### O QUE SE PEDE
1) No excerto sobre a mãe e Wartburg, substitua "Berlim" por "Viena" e reproduza o trecho que começa nas palavras "Em busca viajei" e termina depois de "procurar-me, encontrar-me, juntar-se-me.".
2) Escreva a continuação do excerto sobre a mãe e Wartburg, a partir da última frase apresentada.

Monday, October 14, 2019

ACKER

"A mãe pura e simplesmente odeia toda a gente que não for do nosso sangue. Ela usa a palavra sangue. Odeia toda a gente, todas as coisas que não pode controlar: tudo o que é alegre, animado, tudo o que está a crescer, a produzir. A humanidade dá-lhe ataques de pânico; quando entra em pânico, faz o que pode para me magoar.
           Refugiei-me na cave. No seu ar bafiento, Jesus pousa morto nas janelas.
           (...)
Em busca viajei para Berlim. Aí conheci um médico chamado Wartburg de cujo apartamento nunca mais sairia. Não via mais ninguém a não ser ele. Eu queria desde sempre fazer de mim uma dádiva a outro e aquilo era o meu começo. Wartburg pôs-me uma coleira; comigo de gatas, segurava-me por uma trela e batia-me com um chicote de cães. Era elegante e refinado e parecia o Jean Genet.
           Nessa altura, não havia ninguém que conseguisse procurar-me, encontrar-me, juntar-se-me.

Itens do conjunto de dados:
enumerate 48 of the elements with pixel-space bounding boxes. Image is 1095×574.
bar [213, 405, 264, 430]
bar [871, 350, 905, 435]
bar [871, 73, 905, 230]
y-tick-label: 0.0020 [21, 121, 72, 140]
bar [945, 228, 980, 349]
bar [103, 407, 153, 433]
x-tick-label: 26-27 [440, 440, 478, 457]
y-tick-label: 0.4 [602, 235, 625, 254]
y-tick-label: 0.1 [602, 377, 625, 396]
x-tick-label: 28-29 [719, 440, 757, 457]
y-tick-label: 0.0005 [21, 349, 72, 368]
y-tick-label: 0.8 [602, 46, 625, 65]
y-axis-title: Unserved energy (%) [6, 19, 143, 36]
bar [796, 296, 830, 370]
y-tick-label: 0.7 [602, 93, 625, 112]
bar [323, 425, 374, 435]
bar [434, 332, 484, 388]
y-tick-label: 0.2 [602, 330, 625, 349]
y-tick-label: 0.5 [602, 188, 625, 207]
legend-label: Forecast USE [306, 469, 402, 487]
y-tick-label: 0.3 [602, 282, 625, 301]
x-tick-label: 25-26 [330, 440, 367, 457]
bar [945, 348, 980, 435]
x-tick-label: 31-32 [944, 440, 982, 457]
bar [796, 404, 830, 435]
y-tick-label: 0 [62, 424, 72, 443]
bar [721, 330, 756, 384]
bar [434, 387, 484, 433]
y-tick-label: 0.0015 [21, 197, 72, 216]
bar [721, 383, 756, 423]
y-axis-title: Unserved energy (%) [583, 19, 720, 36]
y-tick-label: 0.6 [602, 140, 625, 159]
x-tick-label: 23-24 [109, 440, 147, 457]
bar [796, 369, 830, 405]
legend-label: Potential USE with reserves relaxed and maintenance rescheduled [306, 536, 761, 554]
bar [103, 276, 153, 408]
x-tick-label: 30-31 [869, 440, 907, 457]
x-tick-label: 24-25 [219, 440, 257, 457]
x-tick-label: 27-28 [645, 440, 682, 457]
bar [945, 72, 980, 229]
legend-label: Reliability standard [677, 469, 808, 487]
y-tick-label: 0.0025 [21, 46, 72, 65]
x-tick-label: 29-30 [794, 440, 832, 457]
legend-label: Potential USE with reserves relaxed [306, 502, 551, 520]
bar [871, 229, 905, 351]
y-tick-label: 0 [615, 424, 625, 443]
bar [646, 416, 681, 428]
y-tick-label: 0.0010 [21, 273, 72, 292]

### RESPOSTAS POR ITEM
1)
Em busca viajei para Viena. Aí conheci um médico chamado Wartburg de cujo apartamento nunca mais sairia. Não via mais ninguém a não ser ele. Eu queria desde sempre fazer de mim uma dádiva a outro e aquilo era o meu começo. Wartburg pôs-me uma coleira; comigo de gatas, segurava-me por uma trela e batia-me com um chicote de cães. Era elegante e refinado e parecia o Jean Genet.
           Nessa altura, não havia ninguém que conseguisse procurar-me, encontrar-me, juntar-se-me.

2)
           O que me dominava completamente era a minha necessidade de me dar inteira e absoluta e diretamente ao meu amante. Soube que pertencia à comunidade dos artistas ou freaks não porque a raiva dentro de mim era insuportável mas porque o meu desejo avassalador de me dar toda não era socialmente aceitável. Até então ainda não perguntara se havia alguém que se chamasse eu.
           (...)
Tudo que os teus avós e os pais e os professores e a sociedade te ensinaram, a estrada triunfal, o caminho certo, a via da virtude verdadeira — o CERTO, o BEM — não passa de Liberdade Mutilada e Liberdade retalhada em tiras de carne. O corpo violado. Um homem é uma criança que anda pelo caminho certo — uma rua meticulosamente esculpida com tabuletas — pois tudo o que consegue ver é a palavra perigo."